Pull out every line below containing the word "Grid".

==== Input ====

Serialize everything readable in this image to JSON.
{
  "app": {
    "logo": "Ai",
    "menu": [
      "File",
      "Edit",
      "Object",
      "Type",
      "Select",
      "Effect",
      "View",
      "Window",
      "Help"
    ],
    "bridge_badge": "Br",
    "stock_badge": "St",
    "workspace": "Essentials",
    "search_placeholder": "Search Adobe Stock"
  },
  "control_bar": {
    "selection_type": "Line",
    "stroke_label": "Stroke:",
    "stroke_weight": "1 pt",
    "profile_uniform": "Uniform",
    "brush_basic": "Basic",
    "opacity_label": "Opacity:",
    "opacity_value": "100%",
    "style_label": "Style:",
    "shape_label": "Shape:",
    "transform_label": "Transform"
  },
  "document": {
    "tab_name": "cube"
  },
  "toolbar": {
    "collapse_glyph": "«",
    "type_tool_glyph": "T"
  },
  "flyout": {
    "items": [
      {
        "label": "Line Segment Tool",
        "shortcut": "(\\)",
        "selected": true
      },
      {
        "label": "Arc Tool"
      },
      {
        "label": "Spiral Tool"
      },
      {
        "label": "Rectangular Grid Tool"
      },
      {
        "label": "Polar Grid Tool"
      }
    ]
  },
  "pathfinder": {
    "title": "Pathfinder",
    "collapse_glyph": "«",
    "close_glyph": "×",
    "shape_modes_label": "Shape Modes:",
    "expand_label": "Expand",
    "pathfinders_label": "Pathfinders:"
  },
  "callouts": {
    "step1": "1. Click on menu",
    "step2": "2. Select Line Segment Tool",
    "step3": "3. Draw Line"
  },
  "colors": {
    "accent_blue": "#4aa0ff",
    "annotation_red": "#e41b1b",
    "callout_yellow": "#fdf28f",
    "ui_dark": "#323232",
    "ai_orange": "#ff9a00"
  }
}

====
==== Input ====

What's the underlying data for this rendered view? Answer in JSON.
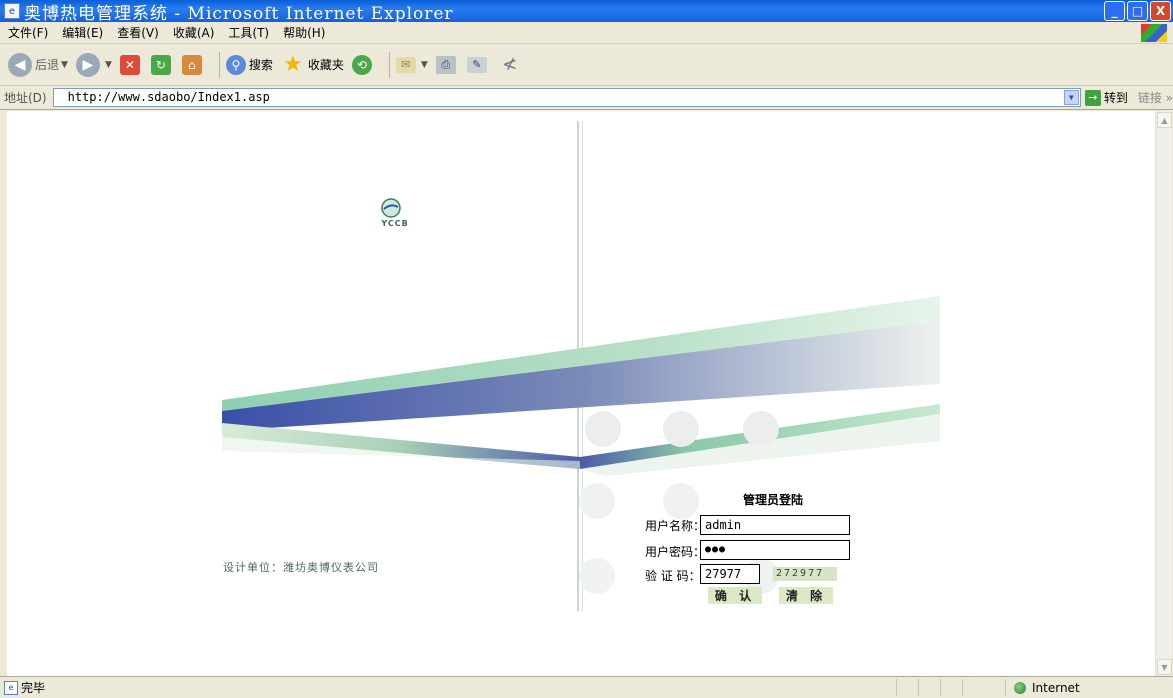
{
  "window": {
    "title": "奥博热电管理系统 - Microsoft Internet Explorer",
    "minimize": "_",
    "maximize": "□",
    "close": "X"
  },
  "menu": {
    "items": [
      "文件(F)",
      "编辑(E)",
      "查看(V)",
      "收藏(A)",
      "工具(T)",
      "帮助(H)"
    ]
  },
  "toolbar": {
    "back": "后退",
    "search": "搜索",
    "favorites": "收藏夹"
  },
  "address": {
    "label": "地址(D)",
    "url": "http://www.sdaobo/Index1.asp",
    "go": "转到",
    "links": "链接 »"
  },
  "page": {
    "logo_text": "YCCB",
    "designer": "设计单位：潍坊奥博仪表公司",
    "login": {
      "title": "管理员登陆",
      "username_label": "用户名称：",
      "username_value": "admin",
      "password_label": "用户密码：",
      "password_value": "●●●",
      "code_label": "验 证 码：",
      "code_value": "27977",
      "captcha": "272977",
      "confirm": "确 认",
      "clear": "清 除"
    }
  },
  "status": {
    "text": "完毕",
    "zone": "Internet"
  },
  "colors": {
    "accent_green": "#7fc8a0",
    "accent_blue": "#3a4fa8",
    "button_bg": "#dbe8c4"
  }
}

====
==== Input ====

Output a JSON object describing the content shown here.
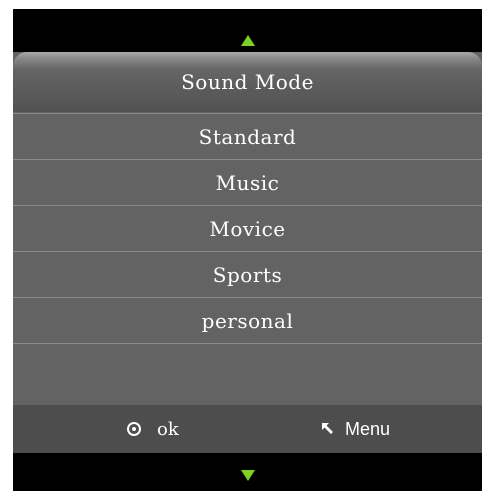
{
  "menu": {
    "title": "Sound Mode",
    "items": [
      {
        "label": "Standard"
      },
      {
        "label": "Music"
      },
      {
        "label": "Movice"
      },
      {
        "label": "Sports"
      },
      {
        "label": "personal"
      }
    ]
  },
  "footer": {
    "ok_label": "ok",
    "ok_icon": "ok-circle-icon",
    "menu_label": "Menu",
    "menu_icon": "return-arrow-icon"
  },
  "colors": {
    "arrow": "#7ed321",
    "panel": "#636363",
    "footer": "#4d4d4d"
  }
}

====

> Answer for this exercise
        "label": "Rectangular Grid Tool"
        "label": "Polar Grid Tool"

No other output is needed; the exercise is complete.